*WHAT THE TASK ASKS*
Copy each line that has the string "Taupunkt" somewhere in it.
- - - - -
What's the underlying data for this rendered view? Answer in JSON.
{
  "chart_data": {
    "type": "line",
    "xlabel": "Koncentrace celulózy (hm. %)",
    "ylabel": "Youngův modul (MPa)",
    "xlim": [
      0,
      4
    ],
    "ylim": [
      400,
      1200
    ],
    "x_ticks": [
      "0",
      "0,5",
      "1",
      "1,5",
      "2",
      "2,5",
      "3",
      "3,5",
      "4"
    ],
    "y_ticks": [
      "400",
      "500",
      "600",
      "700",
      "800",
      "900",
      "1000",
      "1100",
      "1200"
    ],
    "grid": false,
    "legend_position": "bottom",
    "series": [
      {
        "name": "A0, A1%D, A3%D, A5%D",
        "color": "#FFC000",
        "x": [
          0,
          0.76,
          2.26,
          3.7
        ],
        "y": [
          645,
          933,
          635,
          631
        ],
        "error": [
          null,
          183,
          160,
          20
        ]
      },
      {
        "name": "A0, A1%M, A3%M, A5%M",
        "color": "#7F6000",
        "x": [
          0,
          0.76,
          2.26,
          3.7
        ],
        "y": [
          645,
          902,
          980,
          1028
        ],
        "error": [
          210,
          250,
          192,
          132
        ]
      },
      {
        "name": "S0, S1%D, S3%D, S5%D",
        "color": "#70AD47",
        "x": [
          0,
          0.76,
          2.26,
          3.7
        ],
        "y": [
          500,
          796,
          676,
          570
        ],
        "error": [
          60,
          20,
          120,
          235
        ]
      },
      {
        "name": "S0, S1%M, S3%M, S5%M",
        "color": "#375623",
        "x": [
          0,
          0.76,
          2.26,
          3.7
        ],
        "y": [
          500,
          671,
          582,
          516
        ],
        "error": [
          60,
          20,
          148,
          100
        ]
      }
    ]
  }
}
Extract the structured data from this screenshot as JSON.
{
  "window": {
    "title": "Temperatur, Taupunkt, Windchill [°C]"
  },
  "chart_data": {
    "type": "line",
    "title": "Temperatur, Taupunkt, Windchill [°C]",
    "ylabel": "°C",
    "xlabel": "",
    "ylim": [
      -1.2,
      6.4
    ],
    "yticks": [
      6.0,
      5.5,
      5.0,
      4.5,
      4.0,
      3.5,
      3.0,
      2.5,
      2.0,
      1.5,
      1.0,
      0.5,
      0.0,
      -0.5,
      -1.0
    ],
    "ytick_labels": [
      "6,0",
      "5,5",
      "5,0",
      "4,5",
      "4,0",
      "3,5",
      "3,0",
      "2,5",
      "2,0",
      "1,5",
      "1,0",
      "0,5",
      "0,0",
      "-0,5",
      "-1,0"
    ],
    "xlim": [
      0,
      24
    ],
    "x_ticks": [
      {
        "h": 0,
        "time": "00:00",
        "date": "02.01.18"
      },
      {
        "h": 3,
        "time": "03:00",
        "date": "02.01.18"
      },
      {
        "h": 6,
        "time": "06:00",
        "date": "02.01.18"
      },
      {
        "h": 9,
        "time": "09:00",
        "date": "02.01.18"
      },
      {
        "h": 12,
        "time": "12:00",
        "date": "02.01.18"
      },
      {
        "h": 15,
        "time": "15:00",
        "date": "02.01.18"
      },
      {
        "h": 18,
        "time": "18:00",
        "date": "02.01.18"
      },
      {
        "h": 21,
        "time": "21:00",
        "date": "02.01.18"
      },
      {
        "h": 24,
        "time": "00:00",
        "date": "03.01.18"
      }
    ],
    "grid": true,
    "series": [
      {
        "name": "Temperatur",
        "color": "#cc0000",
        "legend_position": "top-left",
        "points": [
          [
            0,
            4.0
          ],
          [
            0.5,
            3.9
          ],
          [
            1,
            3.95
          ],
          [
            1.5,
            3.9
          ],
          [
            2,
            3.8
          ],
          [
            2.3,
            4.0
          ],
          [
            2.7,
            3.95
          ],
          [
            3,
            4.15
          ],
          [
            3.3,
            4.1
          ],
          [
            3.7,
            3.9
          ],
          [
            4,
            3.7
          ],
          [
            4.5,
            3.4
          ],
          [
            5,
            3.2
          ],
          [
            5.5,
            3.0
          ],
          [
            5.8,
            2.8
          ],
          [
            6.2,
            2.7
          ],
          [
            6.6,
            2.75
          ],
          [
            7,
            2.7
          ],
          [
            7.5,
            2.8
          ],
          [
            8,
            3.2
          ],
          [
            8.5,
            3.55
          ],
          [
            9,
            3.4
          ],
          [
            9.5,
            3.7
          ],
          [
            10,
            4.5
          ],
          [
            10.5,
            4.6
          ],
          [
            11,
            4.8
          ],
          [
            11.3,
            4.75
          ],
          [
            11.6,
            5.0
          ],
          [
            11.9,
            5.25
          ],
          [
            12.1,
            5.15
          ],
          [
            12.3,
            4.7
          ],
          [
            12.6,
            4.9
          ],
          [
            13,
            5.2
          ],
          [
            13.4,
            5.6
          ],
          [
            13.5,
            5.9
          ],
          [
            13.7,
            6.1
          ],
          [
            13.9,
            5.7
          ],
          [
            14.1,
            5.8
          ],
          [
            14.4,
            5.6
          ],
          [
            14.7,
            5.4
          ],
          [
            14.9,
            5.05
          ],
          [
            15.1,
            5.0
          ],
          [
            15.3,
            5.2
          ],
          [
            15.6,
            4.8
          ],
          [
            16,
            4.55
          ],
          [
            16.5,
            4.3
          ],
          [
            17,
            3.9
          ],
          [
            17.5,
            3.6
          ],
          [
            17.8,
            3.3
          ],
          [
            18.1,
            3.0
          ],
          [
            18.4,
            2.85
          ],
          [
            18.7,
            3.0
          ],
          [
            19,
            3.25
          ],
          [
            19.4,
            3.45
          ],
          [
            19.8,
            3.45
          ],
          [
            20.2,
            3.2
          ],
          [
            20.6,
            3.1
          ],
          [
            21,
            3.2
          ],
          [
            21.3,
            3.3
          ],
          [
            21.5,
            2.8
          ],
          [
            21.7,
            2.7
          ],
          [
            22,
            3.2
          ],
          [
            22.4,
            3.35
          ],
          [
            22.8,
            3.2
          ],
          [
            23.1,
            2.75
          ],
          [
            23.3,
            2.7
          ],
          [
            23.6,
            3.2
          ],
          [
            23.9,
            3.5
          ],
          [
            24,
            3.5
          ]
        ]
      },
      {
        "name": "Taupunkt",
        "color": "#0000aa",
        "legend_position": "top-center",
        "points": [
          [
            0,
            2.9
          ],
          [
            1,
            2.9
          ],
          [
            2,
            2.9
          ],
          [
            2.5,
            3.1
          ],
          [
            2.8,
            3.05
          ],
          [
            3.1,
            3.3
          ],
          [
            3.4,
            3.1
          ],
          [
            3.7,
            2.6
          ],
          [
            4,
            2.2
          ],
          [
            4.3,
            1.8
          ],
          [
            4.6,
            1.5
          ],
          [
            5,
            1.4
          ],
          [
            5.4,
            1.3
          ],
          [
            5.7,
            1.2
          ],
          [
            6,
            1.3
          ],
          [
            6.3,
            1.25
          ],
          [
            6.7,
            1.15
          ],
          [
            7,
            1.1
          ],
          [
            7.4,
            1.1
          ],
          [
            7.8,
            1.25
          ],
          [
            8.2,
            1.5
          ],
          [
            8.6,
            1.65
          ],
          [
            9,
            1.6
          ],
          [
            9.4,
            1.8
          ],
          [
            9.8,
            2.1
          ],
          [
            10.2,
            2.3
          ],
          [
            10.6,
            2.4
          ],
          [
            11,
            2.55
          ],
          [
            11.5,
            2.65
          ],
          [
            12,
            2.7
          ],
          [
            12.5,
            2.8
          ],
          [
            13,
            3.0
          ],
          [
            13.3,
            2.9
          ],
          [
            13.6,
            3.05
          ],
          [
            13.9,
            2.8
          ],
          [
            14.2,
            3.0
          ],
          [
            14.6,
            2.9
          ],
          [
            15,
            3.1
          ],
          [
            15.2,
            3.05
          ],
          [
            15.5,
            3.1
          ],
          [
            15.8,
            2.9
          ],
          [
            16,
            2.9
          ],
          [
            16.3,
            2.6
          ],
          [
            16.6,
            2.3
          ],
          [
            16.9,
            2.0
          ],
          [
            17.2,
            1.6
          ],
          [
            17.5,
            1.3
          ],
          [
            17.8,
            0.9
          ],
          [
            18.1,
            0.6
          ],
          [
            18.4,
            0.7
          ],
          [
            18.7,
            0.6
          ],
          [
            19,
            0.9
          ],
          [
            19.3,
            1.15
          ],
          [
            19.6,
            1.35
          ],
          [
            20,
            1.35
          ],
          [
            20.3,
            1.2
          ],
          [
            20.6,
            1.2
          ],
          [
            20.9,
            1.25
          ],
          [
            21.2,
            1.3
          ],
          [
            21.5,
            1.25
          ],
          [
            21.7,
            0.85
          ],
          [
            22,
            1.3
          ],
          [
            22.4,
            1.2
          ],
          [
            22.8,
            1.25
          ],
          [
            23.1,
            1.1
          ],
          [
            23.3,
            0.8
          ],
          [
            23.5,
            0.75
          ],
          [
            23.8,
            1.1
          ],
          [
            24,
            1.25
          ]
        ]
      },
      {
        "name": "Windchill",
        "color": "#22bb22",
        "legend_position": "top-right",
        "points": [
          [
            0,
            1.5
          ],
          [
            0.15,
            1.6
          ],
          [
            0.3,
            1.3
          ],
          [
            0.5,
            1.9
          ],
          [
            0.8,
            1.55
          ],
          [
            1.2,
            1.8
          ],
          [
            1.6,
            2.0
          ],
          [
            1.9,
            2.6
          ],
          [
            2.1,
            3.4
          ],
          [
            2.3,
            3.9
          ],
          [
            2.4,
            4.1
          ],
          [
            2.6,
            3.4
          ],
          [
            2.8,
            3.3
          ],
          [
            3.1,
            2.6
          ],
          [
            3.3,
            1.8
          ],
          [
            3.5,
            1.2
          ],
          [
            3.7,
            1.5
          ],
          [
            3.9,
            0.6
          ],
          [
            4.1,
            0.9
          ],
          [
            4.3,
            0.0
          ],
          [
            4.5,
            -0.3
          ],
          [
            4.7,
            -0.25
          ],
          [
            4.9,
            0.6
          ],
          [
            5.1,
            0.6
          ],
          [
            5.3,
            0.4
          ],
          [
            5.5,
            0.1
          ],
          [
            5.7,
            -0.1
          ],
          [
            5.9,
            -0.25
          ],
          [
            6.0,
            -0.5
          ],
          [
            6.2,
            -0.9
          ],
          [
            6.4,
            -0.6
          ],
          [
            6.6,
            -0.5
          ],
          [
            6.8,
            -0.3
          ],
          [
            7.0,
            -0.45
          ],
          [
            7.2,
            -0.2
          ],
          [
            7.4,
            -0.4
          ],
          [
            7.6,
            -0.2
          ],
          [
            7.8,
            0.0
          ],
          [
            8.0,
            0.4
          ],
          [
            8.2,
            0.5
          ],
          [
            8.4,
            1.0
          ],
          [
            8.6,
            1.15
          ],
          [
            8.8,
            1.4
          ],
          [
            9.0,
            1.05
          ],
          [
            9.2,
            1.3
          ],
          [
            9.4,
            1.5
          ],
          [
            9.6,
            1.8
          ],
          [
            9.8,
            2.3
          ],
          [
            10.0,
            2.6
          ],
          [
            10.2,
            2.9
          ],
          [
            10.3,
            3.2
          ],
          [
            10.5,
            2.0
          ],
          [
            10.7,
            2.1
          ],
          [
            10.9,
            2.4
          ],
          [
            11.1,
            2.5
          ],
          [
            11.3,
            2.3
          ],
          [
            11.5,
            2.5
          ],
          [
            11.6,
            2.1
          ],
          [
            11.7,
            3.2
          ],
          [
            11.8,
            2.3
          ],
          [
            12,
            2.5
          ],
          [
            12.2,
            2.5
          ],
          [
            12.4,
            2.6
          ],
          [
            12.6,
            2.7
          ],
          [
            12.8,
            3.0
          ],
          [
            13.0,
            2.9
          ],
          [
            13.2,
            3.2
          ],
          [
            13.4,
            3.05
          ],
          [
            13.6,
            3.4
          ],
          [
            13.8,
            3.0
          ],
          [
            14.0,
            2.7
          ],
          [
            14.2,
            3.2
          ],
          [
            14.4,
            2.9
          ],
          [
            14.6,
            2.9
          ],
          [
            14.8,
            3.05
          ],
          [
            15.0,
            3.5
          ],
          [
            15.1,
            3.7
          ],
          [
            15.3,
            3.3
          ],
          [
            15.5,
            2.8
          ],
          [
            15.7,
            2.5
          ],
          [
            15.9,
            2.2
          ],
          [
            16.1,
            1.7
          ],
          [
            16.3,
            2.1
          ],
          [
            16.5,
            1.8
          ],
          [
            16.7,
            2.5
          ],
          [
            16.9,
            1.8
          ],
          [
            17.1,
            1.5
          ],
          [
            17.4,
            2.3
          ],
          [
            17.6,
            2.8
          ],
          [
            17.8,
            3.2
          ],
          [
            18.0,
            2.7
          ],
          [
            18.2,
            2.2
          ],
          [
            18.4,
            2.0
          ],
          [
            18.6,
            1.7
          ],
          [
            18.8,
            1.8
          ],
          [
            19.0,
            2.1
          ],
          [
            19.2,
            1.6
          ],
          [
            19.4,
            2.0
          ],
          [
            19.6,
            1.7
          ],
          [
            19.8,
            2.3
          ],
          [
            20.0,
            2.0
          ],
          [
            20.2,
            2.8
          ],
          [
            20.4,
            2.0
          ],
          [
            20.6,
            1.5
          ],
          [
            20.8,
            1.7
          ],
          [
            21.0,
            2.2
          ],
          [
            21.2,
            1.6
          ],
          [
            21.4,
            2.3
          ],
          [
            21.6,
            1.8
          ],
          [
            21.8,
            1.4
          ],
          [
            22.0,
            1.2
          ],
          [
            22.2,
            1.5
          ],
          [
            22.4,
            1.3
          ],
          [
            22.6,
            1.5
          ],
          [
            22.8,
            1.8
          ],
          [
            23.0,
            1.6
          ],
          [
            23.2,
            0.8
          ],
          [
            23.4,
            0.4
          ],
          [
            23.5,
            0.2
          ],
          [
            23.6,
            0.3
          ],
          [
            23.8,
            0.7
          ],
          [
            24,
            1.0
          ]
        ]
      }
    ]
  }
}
- - - - -
*FINISHED EXERCISE*
    "title": "Temperatur, Taupunkt, Windchill [°C]"
    "title": "Temperatur, Taupunkt, Windchill [°C]",
        "name": "Taupunkt",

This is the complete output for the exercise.